---------- Records supplied ----------
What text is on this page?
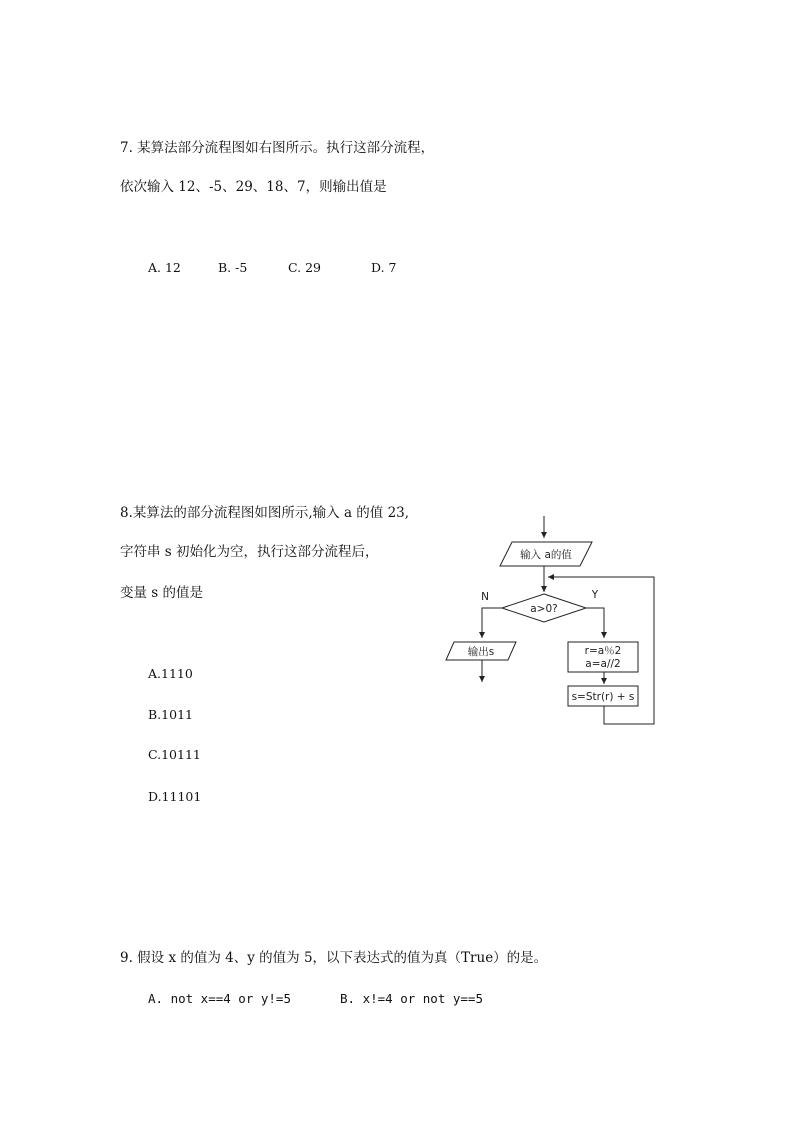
7. 某算法部分流程图如右图所示。执行这部分流程，
依次输入 12、-5、29、18、7，则输出值是
A. 12	B. -5	C. 29	D. 7
8.某算法的部分流程图如图所示,输入 a 的值 23,
字符串 s 初始化为空，执行这部分流程后，
变量 s 的值是
A.1110
B.1011
C.10111
D.11101
输入 a的值
a>0?
N	Y
输出s	r=a％2
a=a//2
s=Str(r) + s
9. 假设 x 的值为 4、y 的值为 5，以下表达式的值为真（True）的是。
A. not x==4 or y!=5	B. x!=4 or not y==5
----------
◆ **Task statement**
Copy out all of the material exactly as written, without its pictures.

◆ **Solution**
What text is on this page?
7. 某算法部分流程图如右图所示。执行这部分流程，
依次输入 12、-5、29、18、7，则输出值是
A. 12	B. -5	C. 29	D. 7
8.某算法的部分流程图如图所示,输入 a 的值 23,
字符串 s 初始化为空，执行这部分流程后，
变量 s 的值是
A.1110
B.1011
C.10111
D.11101
输入 a的值
a>0?
N	Y
输出s	r=a％2
a=a//2
s=Str(r) + s
9. 假设 x 的值为 4、y 的值为 5，以下表达式的值为真（True）的是。
A. not x==4 or y!=5	B. x!=4 or not y==5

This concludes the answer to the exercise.